▶ _MATERIAL PROVIDED_:
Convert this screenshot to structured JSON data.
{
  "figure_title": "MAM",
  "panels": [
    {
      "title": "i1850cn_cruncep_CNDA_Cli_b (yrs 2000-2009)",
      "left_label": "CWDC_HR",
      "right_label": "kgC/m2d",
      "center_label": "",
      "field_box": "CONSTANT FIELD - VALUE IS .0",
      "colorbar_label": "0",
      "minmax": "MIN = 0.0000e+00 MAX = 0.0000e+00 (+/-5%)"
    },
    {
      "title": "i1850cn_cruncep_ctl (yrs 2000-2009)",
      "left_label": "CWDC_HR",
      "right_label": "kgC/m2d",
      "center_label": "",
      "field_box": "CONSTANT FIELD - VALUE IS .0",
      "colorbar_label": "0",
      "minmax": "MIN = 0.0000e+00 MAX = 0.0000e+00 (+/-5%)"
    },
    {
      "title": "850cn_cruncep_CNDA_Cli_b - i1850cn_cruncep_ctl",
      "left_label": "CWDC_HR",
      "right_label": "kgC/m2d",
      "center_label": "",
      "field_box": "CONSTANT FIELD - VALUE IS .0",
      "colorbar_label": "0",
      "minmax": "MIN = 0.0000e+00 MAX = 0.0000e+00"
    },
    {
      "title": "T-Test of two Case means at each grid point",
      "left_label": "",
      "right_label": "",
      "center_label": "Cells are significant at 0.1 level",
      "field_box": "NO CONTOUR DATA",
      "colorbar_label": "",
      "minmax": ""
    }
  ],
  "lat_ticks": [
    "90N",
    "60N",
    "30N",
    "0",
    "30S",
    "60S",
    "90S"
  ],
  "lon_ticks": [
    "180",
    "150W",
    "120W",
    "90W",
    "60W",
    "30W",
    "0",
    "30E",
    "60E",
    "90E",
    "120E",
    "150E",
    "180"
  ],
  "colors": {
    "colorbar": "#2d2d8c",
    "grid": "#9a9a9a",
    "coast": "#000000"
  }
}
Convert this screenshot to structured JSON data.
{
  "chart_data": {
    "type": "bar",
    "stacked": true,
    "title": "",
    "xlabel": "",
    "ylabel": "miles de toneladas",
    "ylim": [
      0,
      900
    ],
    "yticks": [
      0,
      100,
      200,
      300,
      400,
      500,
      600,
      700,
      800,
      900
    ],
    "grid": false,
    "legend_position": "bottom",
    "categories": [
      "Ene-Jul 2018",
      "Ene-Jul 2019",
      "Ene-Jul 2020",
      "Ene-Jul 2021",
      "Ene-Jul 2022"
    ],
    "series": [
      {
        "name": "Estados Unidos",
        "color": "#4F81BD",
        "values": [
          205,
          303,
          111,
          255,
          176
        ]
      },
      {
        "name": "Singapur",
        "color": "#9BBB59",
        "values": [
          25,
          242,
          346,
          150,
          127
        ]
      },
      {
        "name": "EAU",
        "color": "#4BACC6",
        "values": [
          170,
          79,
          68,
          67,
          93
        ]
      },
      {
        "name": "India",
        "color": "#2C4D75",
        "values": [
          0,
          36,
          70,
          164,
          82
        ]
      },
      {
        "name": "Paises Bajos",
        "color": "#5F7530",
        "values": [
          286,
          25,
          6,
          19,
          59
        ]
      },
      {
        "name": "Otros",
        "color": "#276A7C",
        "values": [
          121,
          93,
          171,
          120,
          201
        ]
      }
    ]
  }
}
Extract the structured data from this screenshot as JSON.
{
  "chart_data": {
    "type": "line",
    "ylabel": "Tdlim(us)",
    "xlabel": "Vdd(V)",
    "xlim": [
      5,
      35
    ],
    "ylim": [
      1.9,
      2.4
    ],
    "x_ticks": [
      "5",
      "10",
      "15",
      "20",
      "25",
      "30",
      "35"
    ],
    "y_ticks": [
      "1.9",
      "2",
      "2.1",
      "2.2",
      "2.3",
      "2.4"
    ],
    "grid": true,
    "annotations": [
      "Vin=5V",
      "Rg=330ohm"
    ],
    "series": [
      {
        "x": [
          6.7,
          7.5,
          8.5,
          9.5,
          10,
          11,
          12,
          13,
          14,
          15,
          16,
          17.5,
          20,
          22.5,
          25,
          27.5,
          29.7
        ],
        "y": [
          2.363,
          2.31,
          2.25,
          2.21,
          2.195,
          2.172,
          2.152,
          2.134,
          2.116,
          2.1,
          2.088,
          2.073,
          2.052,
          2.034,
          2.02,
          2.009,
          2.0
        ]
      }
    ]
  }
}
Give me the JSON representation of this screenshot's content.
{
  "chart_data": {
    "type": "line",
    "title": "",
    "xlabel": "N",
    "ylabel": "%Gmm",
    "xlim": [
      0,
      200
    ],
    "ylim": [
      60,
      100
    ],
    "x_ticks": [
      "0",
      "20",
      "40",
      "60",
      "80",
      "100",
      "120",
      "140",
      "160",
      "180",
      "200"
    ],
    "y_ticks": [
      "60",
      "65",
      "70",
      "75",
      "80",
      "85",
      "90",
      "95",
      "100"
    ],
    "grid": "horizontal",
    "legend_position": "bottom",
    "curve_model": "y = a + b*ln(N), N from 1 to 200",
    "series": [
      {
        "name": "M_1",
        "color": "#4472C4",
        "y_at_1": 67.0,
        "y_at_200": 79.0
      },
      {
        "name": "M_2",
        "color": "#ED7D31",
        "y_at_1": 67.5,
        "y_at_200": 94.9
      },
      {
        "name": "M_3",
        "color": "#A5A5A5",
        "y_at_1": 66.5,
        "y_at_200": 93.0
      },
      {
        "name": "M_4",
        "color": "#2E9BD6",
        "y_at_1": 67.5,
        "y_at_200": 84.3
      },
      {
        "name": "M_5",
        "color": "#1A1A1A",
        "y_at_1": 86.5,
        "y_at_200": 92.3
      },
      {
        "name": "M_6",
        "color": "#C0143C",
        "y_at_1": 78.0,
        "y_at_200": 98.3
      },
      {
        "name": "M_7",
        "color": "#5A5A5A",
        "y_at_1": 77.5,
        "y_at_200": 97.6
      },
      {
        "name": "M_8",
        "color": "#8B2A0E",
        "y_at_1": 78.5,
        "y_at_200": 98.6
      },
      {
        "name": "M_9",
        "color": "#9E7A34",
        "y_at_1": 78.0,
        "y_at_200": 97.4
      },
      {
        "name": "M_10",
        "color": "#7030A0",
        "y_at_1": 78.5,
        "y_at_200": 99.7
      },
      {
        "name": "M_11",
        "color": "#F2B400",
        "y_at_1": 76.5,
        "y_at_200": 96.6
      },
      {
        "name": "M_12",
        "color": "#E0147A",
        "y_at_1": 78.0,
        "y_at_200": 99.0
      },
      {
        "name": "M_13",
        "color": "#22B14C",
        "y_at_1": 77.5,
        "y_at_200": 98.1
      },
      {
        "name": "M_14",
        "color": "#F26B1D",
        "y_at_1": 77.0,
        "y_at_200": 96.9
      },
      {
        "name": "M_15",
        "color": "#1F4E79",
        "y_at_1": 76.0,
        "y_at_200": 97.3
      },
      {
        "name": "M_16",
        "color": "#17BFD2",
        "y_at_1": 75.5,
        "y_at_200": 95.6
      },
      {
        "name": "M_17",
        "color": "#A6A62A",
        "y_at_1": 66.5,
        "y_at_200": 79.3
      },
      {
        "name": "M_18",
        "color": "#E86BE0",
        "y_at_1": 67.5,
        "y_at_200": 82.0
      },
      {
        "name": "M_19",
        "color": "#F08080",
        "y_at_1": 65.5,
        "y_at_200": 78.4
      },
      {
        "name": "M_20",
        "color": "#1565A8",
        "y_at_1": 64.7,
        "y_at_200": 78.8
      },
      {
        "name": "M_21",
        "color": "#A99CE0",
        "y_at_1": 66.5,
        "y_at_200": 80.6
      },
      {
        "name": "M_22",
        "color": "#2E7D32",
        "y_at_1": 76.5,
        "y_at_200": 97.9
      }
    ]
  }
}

▶ _GIVEN INSTRUCTION_: Write out every line of the records exactly.

▶ _COMPLETED TASK_:
Convert this screenshot to structured JSON data.
{
  "figure_title": "MAM",
  "panels": [
    {
      "title": "i1850cn_cruncep_CNDA_Cli_b (yrs 2000-2009)",
      "left_label": "CWDC_HR",
      "right_label": "kgC/m2d",
      "center_label": "",
      "field_box": "CONSTANT FIELD - VALUE IS .0",
      "colorbar_label": "0",
      "minmax": "MIN = 0.0000e+00 MAX = 0.0000e+00 (+/-5%)"
    },
    {
      "title": "i1850cn_cruncep_ctl (yrs 2000-2009)",
      "left_label": "CWDC_HR",
      "right_label": "kgC/m2d",
      "center_label": "",
      "field_box": "CONSTANT FIELD - VALUE IS .0",
      "colorbar_label": "0",
      "minmax": "MIN = 0.0000e+00 MAX = 0.0000e+00 (+/-5%)"
    },
    {
      "title": "850cn_cruncep_CNDA_Cli_b - i1850cn_cruncep_ctl",
      "left_label": "CWDC_HR",
      "right_label": "kgC/m2d",
      "center_label": "",
      "field_box": "CONSTANT FIELD - VALUE IS .0",
      "colorbar_label": "0",
      "minmax": "MIN = 0.0000e+00 MAX = 0.0000e+00"
    },
    {
      "title": "T-Test of two Case means at each grid point",
      "left_label": "",
      "right_label": "",
      "center_label": "Cells are significant at 0.1 level",
      "field_box": "NO CONTOUR DATA",
      "colorbar_label": "",
      "minmax": ""
    }
  ],
  "lat_ticks": [
    "90N",
    "60N",
    "30N",
    "0",
    "30S",
    "60S",
    "90S"
  ],
  "lon_ticks": [
    "180",
    "150W",
    "120W",
    "90W",
    "60W",
    "30W",
    "0",
    "30E",
    "60E",
    "90E",
    "120E",
    "150E",
    "180"
  ],
  "colors": {
    "colorbar": "#2d2d8c",
    "grid": "#9a9a9a",
    "coast": "#000000"
  }
}
Convert this screenshot to structured JSON data.
{
  "chart_data": {
    "type": "bar",
    "stacked": true,
    "title": "",
    "xlabel": "",
    "ylabel": "miles de toneladas",
    "ylim": [
      0,
      900
    ],
    "yticks": [
      0,
      100,
      200,
      300,
      400,
      500,
      600,
      700,
      800,
      900
    ],
    "grid": false,
    "legend_position": "bottom",
    "categories": [
      "Ene-Jul 2018",
      "Ene-Jul 2019",
      "Ene-Jul 2020",
      "Ene-Jul 2021",
      "Ene-Jul 2022"
    ],
    "series": [
      {
        "name": "Estados Unidos",
        "color": "#4F81BD",
        "values": [
          205,
          303,
          111,
          255,
          176
        ]
      },
      {
        "name": "Singapur",
        "color": "#9BBB59",
        "values": [
          25,
          242,
          346,
          150,
          127
        ]
      },
      {
        "name": "EAU",
        "color": "#4BACC6",
        "values": [
          170,
          79,
          68,
          67,
          93
        ]
      },
      {
        "name": "India",
        "color": "#2C4D75",
        "values": [
          0,
          36,
          70,
          164,
          82
        ]
      },
      {
        "name": "Paises Bajos",
        "color": "#5F7530",
        "values": [
          286,
          25,
          6,
          19,
          59
        ]
      },
      {
        "name": "Otros",
        "color": "#276A7C",
        "values": [
          121,
          93,
          171,
          120,
          201
        ]
      }
    ]
  }
}
Extract the structured data from this screenshot as JSON.
{
  "chart_data": {
    "type": "line",
    "ylabel": "Tdlim(us)",
    "xlabel": "Vdd(V)",
    "xlim": [
      5,
      35
    ],
    "ylim": [
      1.9,
      2.4
    ],
    "x_ticks": [
      "5",
      "10",
      "15",
      "20",
      "25",
      "30",
      "35"
    ],
    "y_ticks": [
      "1.9",
      "2",
      "2.1",
      "2.2",
      "2.3",
      "2.4"
    ],
    "grid": true,
    "annotations": [
      "Vin=5V",
      "Rg=330ohm"
    ],
    "series": [
      {
        "x": [
          6.7,
          7.5,
          8.5,
          9.5,
          10,
          11,
          12,
          13,
          14,
          15,
          16,
          17.5,
          20,
          22.5,
          25,
          27.5,
          29.7
        ],
        "y": [
          2.363,
          2.31,
          2.25,
          2.21,
          2.195,
          2.172,
          2.152,
          2.134,
          2.116,
          2.1,
          2.088,
          2.073,
          2.052,
          2.034,
          2.02,
          2.009,
          2.0
        ]
      }
    ]
  }
}
Give me the JSON representation of this screenshot's content.
{
  "chart_data": {
    "type": "line",
    "title": "",
    "xlabel": "N",
    "ylabel": "%Gmm",
    "xlim": [
      0,
      200
    ],
    "ylim": [
      60,
      100
    ],
    "x_ticks": [
      "0",
      "20",
      "40",
      "60",
      "80",
      "100",
      "120",
      "140",
      "160",
      "180",
      "200"
    ],
    "y_ticks": [
      "60",
      "65",
      "70",
      "75",
      "80",
      "85",
      "90",
      "95",
      "100"
    ],
    "grid": "horizontal",
    "legend_position": "bottom",
    "curve_model": "y = a + b*ln(N), N from 1 to 200",
    "series": [
      {
        "name": "M_1",
        "color": "#4472C4",
        "y_at_1": 67.0,
        "y_at_200": 79.0
      },
      {
        "name": "M_2",
        "color": "#ED7D31",
        "y_at_1": 67.5,
        "y_at_200": 94.9
      },
      {
        "name": "M_3",
        "color": "#A5A5A5",
        "y_at_1": 66.5,
        "y_at_200": 93.0
      },
      {
        "name": "M_4",
        "color": "#2E9BD6",
        "y_at_1": 67.5,
        "y_at_200": 84.3
      },
      {
        "name": "M_5",
        "color": "#1A1A1A",
        "y_at_1": 86.5,
        "y_at_200": 92.3
      },
      {
        "name": "M_6",
        "color": "#C0143C",
        "y_at_1": 78.0,
        "y_at_200": 98.3
      },
      {
        "name": "M_7",
        "color": "#5A5A5A",
        "y_at_1": 77.5,
        "y_at_200": 97.6
      },
      {
        "name": "M_8",
        "color": "#8B2A0E",
        "y_at_1": 78.5,
        "y_at_200": 98.6
      },
      {
        "name": "M_9",
        "color": "#9E7A34",
        "y_at_1": 78.0,
        "y_at_200": 97.4
      },
      {
        "name": "M_10",
        "color": "#7030A0",
        "y_at_1": 78.5,
        "y_at_200": 99.7
      },
      {
        "name": "M_11",
        "color": "#F2B400",
        "y_at_1": 76.5,
        "y_at_200": 96.6
      },
      {
        "name": "M_12",
        "color": "#E0147A",
        "y_at_1": 78.0,
        "y_at_200": 99.0
      },
      {
        "name": "M_13",
        "color": "#22B14C",
        "y_at_1": 77.5,
        "y_at_200": 98.1
      },
      {
        "name": "M_14",
        "color": "#F26B1D",
        "y_at_1": 77.0,
        "y_at_200": 96.9
      },
      {
        "name": "M_15",
        "color": "#1F4E79",
        "y_at_1": 76.0,
        "y_at_200": 97.3
      },
      {
        "name": "M_16",
        "color": "#17BFD2",
        "y_at_1": 75.5,
        "y_at_200": 95.6
      },
      {
        "name": "M_17",
        "color": "#A6A62A",
        "y_at_1": 66.5,
        "y_at_200": 79.3
      },
      {
        "name": "M_18",
        "color": "#E86BE0",
        "y_at_1": 67.5,
        "y_at_200": 82.0
      },
      {
        "name": "M_19",
        "color": "#F08080",
        "y_at_1": 65.5,
        "y_at_200": 78.4
      },
      {
        "name": "M_20",
        "color": "#1565A8",
        "y_at_1": 64.7,
        "y_at_200": 78.8
      },
      {
        "name": "M_21",
        "color": "#A99CE0",
        "y_at_1": 66.5,
        "y_at_200": 80.6
      },
      {
        "name": "M_22",
        "color": "#2E7D32",
        "y_at_1": 76.5,
        "y_at_200": 97.9
      }
    ]
  }
}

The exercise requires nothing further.